▸ **TASK REQUIREMENTS**: Output the material below in its entirety, exactly as given.

▸ **INFORMATION SUPPLIED**:
- - - - - - -

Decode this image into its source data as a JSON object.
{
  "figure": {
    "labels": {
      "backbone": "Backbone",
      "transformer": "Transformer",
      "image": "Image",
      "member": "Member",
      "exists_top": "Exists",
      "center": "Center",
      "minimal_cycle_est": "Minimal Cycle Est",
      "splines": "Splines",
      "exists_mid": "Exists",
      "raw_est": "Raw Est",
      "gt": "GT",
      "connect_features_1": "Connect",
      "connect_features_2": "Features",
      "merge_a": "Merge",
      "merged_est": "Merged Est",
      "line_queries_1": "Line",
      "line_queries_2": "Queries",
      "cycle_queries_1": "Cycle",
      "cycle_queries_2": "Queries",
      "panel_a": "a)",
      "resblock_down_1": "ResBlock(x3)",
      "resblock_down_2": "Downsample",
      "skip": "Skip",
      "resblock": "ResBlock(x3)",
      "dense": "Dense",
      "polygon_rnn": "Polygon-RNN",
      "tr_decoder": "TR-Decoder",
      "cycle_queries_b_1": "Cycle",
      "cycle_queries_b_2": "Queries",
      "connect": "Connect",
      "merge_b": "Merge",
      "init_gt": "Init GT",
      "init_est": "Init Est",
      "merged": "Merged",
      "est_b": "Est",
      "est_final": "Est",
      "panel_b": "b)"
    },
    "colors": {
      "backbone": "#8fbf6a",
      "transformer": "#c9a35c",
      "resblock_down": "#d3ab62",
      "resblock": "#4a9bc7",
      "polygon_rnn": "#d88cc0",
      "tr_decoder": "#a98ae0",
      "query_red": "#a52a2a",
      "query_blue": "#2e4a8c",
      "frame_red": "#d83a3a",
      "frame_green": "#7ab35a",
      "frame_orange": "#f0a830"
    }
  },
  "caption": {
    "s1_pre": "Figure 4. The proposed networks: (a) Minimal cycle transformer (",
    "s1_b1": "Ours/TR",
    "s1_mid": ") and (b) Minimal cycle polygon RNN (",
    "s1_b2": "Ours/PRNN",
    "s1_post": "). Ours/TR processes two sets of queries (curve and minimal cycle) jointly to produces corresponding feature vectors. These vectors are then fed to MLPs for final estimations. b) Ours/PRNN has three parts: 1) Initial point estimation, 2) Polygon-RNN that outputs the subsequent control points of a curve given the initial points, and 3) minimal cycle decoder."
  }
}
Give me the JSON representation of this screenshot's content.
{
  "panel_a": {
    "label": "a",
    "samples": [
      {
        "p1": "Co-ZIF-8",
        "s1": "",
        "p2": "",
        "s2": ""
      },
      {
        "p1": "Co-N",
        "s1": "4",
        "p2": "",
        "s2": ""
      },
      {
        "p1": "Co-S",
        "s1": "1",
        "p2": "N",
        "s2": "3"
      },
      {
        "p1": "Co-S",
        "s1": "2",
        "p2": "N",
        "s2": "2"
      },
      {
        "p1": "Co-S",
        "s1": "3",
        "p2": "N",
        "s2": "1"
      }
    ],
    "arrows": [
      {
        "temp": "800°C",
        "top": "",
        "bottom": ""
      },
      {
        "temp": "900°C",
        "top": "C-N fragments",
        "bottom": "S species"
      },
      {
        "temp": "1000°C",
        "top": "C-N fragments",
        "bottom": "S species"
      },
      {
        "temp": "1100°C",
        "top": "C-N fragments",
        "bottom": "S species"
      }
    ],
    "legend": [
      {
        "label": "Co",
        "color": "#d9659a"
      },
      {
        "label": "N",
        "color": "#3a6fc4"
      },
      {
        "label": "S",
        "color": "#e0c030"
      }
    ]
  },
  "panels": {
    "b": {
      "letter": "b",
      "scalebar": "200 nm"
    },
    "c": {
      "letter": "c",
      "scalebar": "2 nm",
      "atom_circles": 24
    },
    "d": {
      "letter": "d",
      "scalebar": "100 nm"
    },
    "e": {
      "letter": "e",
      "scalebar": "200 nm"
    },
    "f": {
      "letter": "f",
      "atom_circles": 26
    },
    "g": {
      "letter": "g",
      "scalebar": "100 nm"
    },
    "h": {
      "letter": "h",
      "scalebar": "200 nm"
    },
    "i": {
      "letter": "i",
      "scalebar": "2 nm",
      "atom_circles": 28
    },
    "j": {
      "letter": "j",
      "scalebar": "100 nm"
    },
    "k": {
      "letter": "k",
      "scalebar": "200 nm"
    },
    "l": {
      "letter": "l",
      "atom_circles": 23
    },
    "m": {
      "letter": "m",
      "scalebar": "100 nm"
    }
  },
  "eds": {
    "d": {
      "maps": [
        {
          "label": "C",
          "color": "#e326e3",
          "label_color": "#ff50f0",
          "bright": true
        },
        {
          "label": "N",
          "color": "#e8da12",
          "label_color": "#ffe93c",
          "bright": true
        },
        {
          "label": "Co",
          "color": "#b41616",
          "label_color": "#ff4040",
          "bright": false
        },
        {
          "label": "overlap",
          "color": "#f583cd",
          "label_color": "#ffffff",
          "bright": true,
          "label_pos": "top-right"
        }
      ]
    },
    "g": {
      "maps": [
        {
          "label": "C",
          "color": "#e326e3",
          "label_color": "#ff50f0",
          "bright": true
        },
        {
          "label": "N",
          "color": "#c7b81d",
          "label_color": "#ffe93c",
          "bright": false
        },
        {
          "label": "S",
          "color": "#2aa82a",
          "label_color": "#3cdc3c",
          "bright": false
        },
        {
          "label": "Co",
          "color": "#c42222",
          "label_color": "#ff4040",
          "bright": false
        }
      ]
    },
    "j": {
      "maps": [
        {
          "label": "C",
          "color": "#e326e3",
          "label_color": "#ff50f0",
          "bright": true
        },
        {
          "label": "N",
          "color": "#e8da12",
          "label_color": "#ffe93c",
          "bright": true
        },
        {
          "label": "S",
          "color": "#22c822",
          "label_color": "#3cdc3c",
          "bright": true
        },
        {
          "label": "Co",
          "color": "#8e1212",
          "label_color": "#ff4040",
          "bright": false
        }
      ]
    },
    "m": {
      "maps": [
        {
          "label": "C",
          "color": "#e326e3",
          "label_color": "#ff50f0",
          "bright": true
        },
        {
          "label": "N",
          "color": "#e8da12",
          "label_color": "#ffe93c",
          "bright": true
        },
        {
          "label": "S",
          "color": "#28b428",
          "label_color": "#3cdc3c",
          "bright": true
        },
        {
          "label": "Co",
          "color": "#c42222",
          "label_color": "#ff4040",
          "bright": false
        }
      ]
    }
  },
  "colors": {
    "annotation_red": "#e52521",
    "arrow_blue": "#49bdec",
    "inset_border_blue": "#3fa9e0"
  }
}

- - - - - - -

▸ **REPLY**:
Decode this image into its source data as a JSON object.
{
  "figure": {
    "labels": {
      "backbone": "Backbone",
      "transformer": "Transformer",
      "image": "Image",
      "member": "Member",
      "exists_top": "Exists",
      "center": "Center",
      "minimal_cycle_est": "Minimal Cycle Est",
      "splines": "Splines",
      "exists_mid": "Exists",
      "raw_est": "Raw Est",
      "gt": "GT",
      "connect_features_1": "Connect",
      "connect_features_2": "Features",
      "merge_a": "Merge",
      "merged_est": "Merged Est",
      "line_queries_1": "Line",
      "line_queries_2": "Queries",
      "cycle_queries_1": "Cycle",
      "cycle_queries_2": "Queries",
      "panel_a": "a)",
      "resblock_down_1": "ResBlock(x3)",
      "resblock_down_2": "Downsample",
      "skip": "Skip",
      "resblock": "ResBlock(x3)",
      "dense": "Dense",
      "polygon_rnn": "Polygon-RNN",
      "tr_decoder": "TR-Decoder",
      "cycle_queries_b_1": "Cycle",
      "cycle_queries_b_2": "Queries",
      "connect": "Connect",
      "merge_b": "Merge",
      "init_gt": "Init GT",
      "init_est": "Init Est",
      "merged": "Merged",
      "est_b": "Est",
      "est_final": "Est",
      "panel_b": "b)"
    },
    "colors": {
      "backbone": "#8fbf6a",
      "transformer": "#c9a35c",
      "resblock_down": "#d3ab62",
      "resblock": "#4a9bc7",
      "polygon_rnn": "#d88cc0",
      "tr_decoder": "#a98ae0",
      "query_red": "#a52a2a",
      "query_blue": "#2e4a8c",
      "frame_red": "#d83a3a",
      "frame_green": "#7ab35a",
      "frame_orange": "#f0a830"
    }
  },
  "caption": {
    "s1_pre": "Figure 4. The proposed networks: (a) Minimal cycle transformer (",
    "s1_b1": "Ours/TR",
    "s1_mid": ") and (b) Minimal cycle polygon RNN (",
    "s1_b2": "Ours/PRNN",
    "s1_post": "). Ours/TR processes two sets of queries (curve and minimal cycle) jointly to produces corresponding feature vectors. These vectors are then fed to MLPs for final estimations. b) Ours/PRNN has three parts: 1) Initial point estimation, 2) Polygon-RNN that outputs the subsequent control points of a curve given the initial points, and 3) minimal cycle decoder."
  }
}
Give me the JSON representation of this screenshot's content.
{
  "panel_a": {
    "label": "a",
    "samples": [
      {
        "p1": "Co-ZIF-8",
        "s1": "",
        "p2": "",
        "s2": ""
      },
      {
        "p1": "Co-N",
        "s1": "4",
        "p2": "",
        "s2": ""
      },
      {
        "p1": "Co-S",
        "s1": "1",
        "p2": "N",
        "s2": "3"
      },
      {
        "p1": "Co-S",
        "s1": "2",
        "p2": "N",
        "s2": "2"
      },
      {
        "p1": "Co-S",
        "s1": "3",
        "p2": "N",
        "s2": "1"
      }
    ],
    "arrows": [
      {
        "temp": "800°C",
        "top": "",
        "bottom": ""
      },
      {
        "temp": "900°C",
        "top": "C-N fragments",
        "bottom": "S species"
      },
      {
        "temp": "1000°C",
        "top": "C-N fragments",
        "bottom": "S species"
      },
      {
        "temp": "1100°C",
        "top": "C-N fragments",
        "bottom": "S species"
      }
    ],
    "legend": [
      {
        "label": "Co",
        "color": "#d9659a"
      },
      {
        "label": "N",
        "color": "#3a6fc4"
      },
      {
        "label": "S",
        "color": "#e0c030"
      }
    ]
  },
  "panels": {
    "b": {
      "letter": "b",
      "scalebar": "200 nm"
    },
    "c": {
      "letter": "c",
      "scalebar": "2 nm",
      "atom_circles": 24
    },
    "d": {
      "letter": "d",
      "scalebar": "100 nm"
    },
    "e": {
      "letter": "e",
      "scalebar": "200 nm"
    },
    "f": {
      "letter": "f",
      "atom_circles": 26
    },
    "g": {
      "letter": "g",
      "scalebar": "100 nm"
    },
    "h": {
      "letter": "h",
      "scalebar": "200 nm"
    },
    "i": {
      "letter": "i",
      "scalebar": "2 nm",
      "atom_circles": 28
    },
    "j": {
      "letter": "j",
      "scalebar": "100 nm"
    },
    "k": {
      "letter": "k",
      "scalebar": "200 nm"
    },
    "l": {
      "letter": "l",
      "atom_circles": 23
    },
    "m": {
      "letter": "m",
      "scalebar": "100 nm"
    }
  },
  "eds": {
    "d": {
      "maps": [
        {
          "label": "C",
          "color": "#e326e3",
          "label_color": "#ff50f0",
          "bright": true
        },
        {
          "label": "N",
          "color": "#e8da12",
          "label_color": "#ffe93c",
          "bright": true
        },
        {
          "label": "Co",
          "color": "#b41616",
          "label_color": "#ff4040",
          "bright": false
        },
        {
          "label": "overlap",
          "color": "#f583cd",
          "label_color": "#ffffff",
          "bright": true,
          "label_pos": "top-right"
        }
      ]
    },
    "g": {
      "maps": [
        {
          "label": "C",
          "color": "#e326e3",
          "label_color": "#ff50f0",
          "bright": true
        },
        {
          "label": "N",
          "color": "#c7b81d",
          "label_color": "#ffe93c",
          "bright": false
        },
        {
          "label": "S",
          "color": "#2aa82a",
          "label_color": "#3cdc3c",
          "bright": false
        },
        {
          "label": "Co",
          "color": "#c42222",
          "label_color": "#ff4040",
          "bright": false
        }
      ]
    },
    "j": {
      "maps": [
        {
          "label": "C",
          "color": "#e326e3",
          "label_color": "#ff50f0",
          "bright": true
        },
        {
          "label": "N",
          "color": "#e8da12",
          "label_color": "#ffe93c",
          "bright": true
        },
        {
          "label": "S",
          "color": "#22c822",
          "label_color": "#3cdc3c",
          "bright": true
        },
        {
          "label": "Co",
          "color": "#8e1212",
          "label_color": "#ff4040",
          "bright": false
        }
      ]
    },
    "m": {
      "maps": [
        {
          "label": "C",
          "color": "#e326e3",
          "label_color": "#ff50f0",
          "bright": true
        },
        {
          "label": "N",
          "color": "#e8da12",
          "label_color": "#ffe93c",
          "bright": true
        },
        {
          "label": "S",
          "color": "#28b428",
          "label_color": "#3cdc3c",
          "bright": true
        },
        {
          "label": "Co",
          "color": "#c42222",
          "label_color": "#ff4040",
          "bright": false
        }
      ]
    }
  },
  "colors": {
    "annotation_red": "#e52521",
    "arrow_blue": "#49bdec",
    "inset_border_blue": "#3fa9e0"
  }
}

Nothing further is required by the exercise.